* TASK DATA
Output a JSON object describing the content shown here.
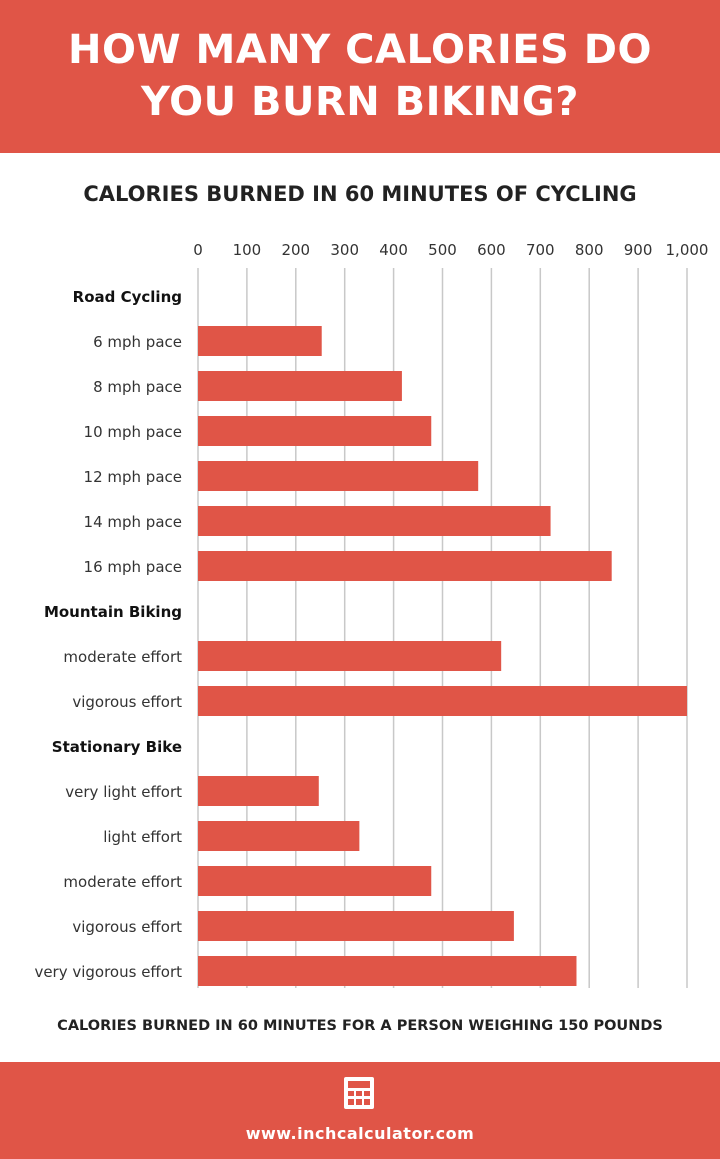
{
  "header": {
    "title_line1": "HOW MANY CALORIES DO",
    "title_line2": "YOU BURN BIKING?"
  },
  "footer": {
    "url": "www.inchcalculator.com",
    "icon": "calculator-icon"
  },
  "colors": {
    "accent": "#e05547",
    "grid": "#c8c8c8",
    "text": "#222222"
  },
  "chart_data": {
    "type": "bar",
    "orientation": "horizontal",
    "title": "CALORIES BURNED IN 60 MINUTES OF CYCLING",
    "xlabel": "CALORIES BURNED IN 60 MINUTES FOR A PERSON WEIGHING 150 POUNDS",
    "xlim": [
      0,
      1000
    ],
    "ticks": [
      "0",
      "100",
      "200",
      "300",
      "400",
      "500",
      "600",
      "700",
      "800",
      "900",
      "1,000"
    ],
    "grid": true,
    "groups": [
      {
        "name": "Road Cycling",
        "categories": [
          "6 mph pace",
          "8 mph pace",
          "10 mph pace",
          "12 mph pace",
          "14 mph pace",
          "16 mph pace"
        ],
        "values": [
          253,
          417,
          477,
          573,
          721,
          846
        ]
      },
      {
        "name": "Mountain Biking",
        "categories": [
          "moderate effort",
          "vigorous effort"
        ],
        "values": [
          620,
          1000
        ]
      },
      {
        "name": "Stationary Bike",
        "categories": [
          "very light effort",
          "light effort",
          "moderate effort",
          "vigorous effort",
          "very vigorous effort"
        ],
        "values": [
          247,
          330,
          477,
          646,
          774
        ]
      }
    ]
  }
}
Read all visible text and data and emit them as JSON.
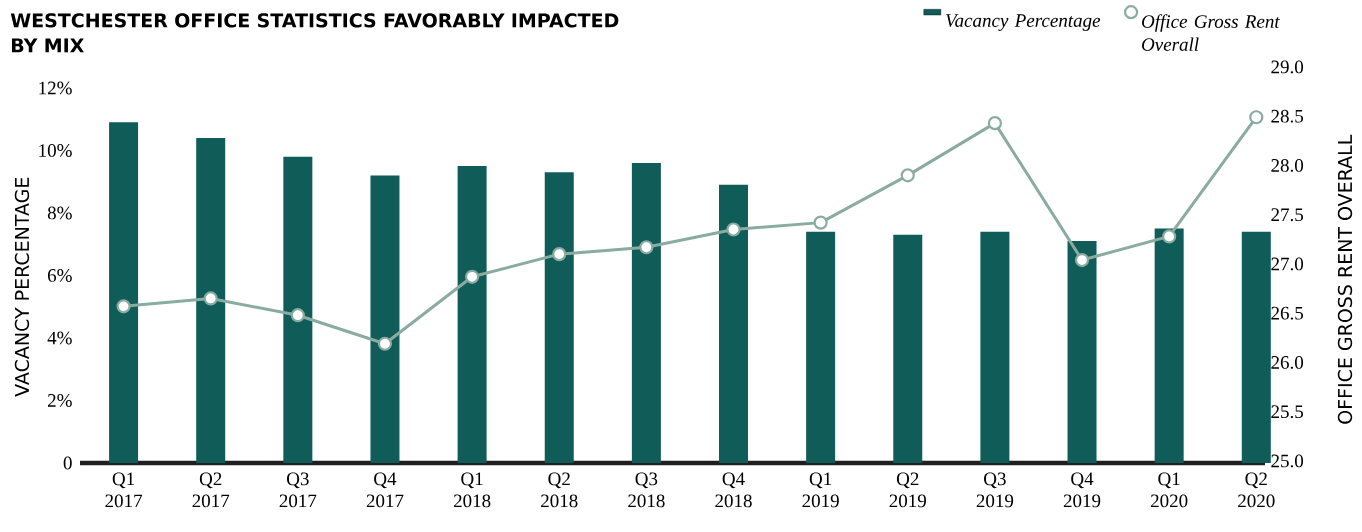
{
  "chart_data": {
    "type": "bar",
    "title": "WESTCHESTER OFFICE STATISTICS FAVORABLY IMPACTED BY MIX",
    "categories": [
      "Q1 2017",
      "Q2 2017",
      "Q3 2017",
      "Q4 2017",
      "Q1 2018",
      "Q2 2018",
      "Q3 2018",
      "Q4 2018",
      "Q1 2019",
      "Q2 2019",
      "Q3 2019",
      "Q4 2019",
      "Q1 2020",
      "Q2 2020"
    ],
    "series": [
      {
        "name": "Vacancy Percentage",
        "color": "#0f5c58",
        "values": [
          10.9,
          10.4,
          9.8,
          9.2,
          9.5,
          9.3,
          9.6,
          8.9,
          7.4,
          7.3,
          7.4,
          7.1,
          7.5,
          7.4
        ]
      },
      {
        "name": "Office Gross Rent Overall",
        "type": "line",
        "axis": "y2",
        "color": "#8aaba0",
        "marker": "circle",
        "line_style": "solid",
        "values": [
          26.57,
          26.65,
          26.48,
          26.19,
          26.87,
          27.1,
          27.17,
          27.35,
          27.42,
          27.9,
          28.43,
          27.04,
          27.28,
          28.49
        ]
      }
    ],
    "ylabel": "VACANCY PERCENTAGE",
    "y2label": "OFFICE GROSS RENT OVERALL",
    "ylim": [
      0,
      12
    ],
    "yticks": [
      0,
      {
        "value": 2,
        "label": "2%"
      },
      {
        "value": 4,
        "label": "4%"
      },
      {
        "value": 6,
        "label": "6%"
      },
      {
        "value": 8,
        "label": "8%"
      },
      {
        "value": 10,
        "label": "10%"
      },
      {
        "value": 12,
        "label": "12%"
      }
    ],
    "y2lim": [
      25,
      29
    ],
    "y2ticks": [
      {
        "value": 25,
        "label": "25.0"
      },
      {
        "value": 25.5,
        "label": "25.5"
      },
      {
        "value": 26,
        "label": "26.0"
      },
      {
        "value": 26.5,
        "label": "26.5"
      },
      {
        "value": 27,
        "label": "27.0"
      },
      {
        "value": 27.5,
        "label": "27.5"
      },
      {
        "value": 28,
        "label": "28.0"
      },
      {
        "value": 28.5,
        "label": "28.5"
      },
      {
        "value": 29,
        "label": "29.0"
      }
    ],
    "legend": "top right"
  }
}
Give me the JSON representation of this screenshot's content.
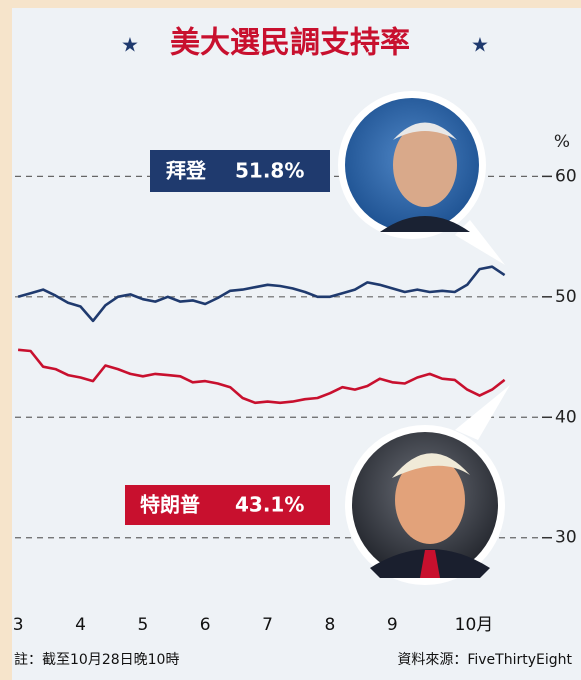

* TASK REQUIREMENTS
Transcribe the full listing above exactly as it stands, minus the pictures.

* SOLUTION TO THE PROBLEM
Output a JSON object describing the content shown here.
{
  "header": {
    "title_line1": "HOW MANY CALORIES DO",
    "title_line2": "YOU BURN BIKING?"
  },
  "footer": {
    "url": "www.inchcalculator.com",
    "icon": "calculator-icon"
  },
  "colors": {
    "accent": "#e05547",
    "grid": "#c8c8c8",
    "text": "#222222"
  },
  "chart_data": {
    "type": "bar",
    "orientation": "horizontal",
    "title": "CALORIES BURNED IN 60 MINUTES OF CYCLING",
    "xlabel": "CALORIES BURNED IN 60 MINUTES FOR A PERSON WEIGHING 150 POUNDS",
    "xlim": [
      0,
      1000
    ],
    "ticks": [
      "0",
      "100",
      "200",
      "300",
      "400",
      "500",
      "600",
      "700",
      "800",
      "900",
      "1,000"
    ],
    "grid": true,
    "groups": [
      {
        "name": "Road Cycling",
        "categories": [
          "6 mph pace",
          "8 mph pace",
          "10 mph pace",
          "12 mph pace",
          "14 mph pace",
          "16 mph pace"
        ],
        "values": [
          253,
          417,
          477,
          573,
          721,
          846
        ]
      },
      {
        "name": "Mountain Biking",
        "categories": [
          "moderate effort",
          "vigorous effort"
        ],
        "values": [
          620,
          1000
        ]
      },
      {
        "name": "Stationary Bike",
        "categories": [
          "very light effort",
          "light effort",
          "moderate effort",
          "vigorous effort",
          "very vigorous effort"
        ],
        "values": [
          247,
          330,
          477,
          646,
          774
        ]
      }
    ]
  }
}
Read all visible text and data and emit them as JSON.
{
  "chart_data": {
    "type": "bar",
    "title": "WESTCHESTER OFFICE STATISTICS FAVORABLY IMPACTED BY MIX",
    "categories": [
      "Q1 2017",
      "Q2 2017",
      "Q3 2017",
      "Q4 2017",
      "Q1 2018",
      "Q2 2018",
      "Q3 2018",
      "Q4 2018",
      "Q1 2019",
      "Q2 2019",
      "Q3 2019",
      "Q4 2019",
      "Q1 2020",
      "Q2 2020"
    ],
    "series": [
      {
        "name": "Vacancy Percentage",
        "color": "#0f5c58",
        "values": [
          10.9,
          10.4,
          9.8,
          9.2,
          9.5,
          9.3,
          9.6,
          8.9,
          7.4,
          7.3,
          7.4,
          7.1,
          7.5,
          7.4
        ]
      },
      {
        "name": "Office Gross Rent Overall",
        "type": "line",
        "axis": "y2",
        "color": "#8aaba0",
        "marker": "circle",
        "line_style": "solid",
        "values": [
          26.57,
          26.65,
          26.48,
          26.19,
          26.87,
          27.1,
          27.17,
          27.35,
          27.42,
          27.9,
          28.43,
          27.04,
          27.28,
          28.49
        ]
      }
    ],
    "ylabel": "VACANCY PERCENTAGE",
    "y2label": "OFFICE GROSS RENT OVERALL",
    "ylim": [
      0,
      12
    ],
    "yticks": [
      0,
      {
        "value": 2,
        "label": "2%"
      },
      {
        "value": 4,
        "label": "4%"
      },
      {
        "value": 6,
        "label": "6%"
      },
      {
        "value": 8,
        "label": "8%"
      },
      {
        "value": 10,
        "label": "10%"
      },
      {
        "value": 12,
        "label": "12%"
      }
    ],
    "y2lim": [
      25,
      29
    ],
    "y2ticks": [
      {
        "value": 25,
        "label": "25.0"
      },
      {
        "value": 25.5,
        "label": "25.5"
      },
      {
        "value": 26,
        "label": "26.0"
      },
      {
        "value": 26.5,
        "label": "26.5"
      },
      {
        "value": 27,
        "label": "27.0"
      },
      {
        "value": 27.5,
        "label": "27.5"
      },
      {
        "value": 28,
        "label": "28.0"
      },
      {
        "value": 28.5,
        "label": "28.5"
      },
      {
        "value": 29,
        "label": "29.0"
      }
    ],
    "legend": "top right"
  }
}
Give me the JSON representation of this screenshot's content.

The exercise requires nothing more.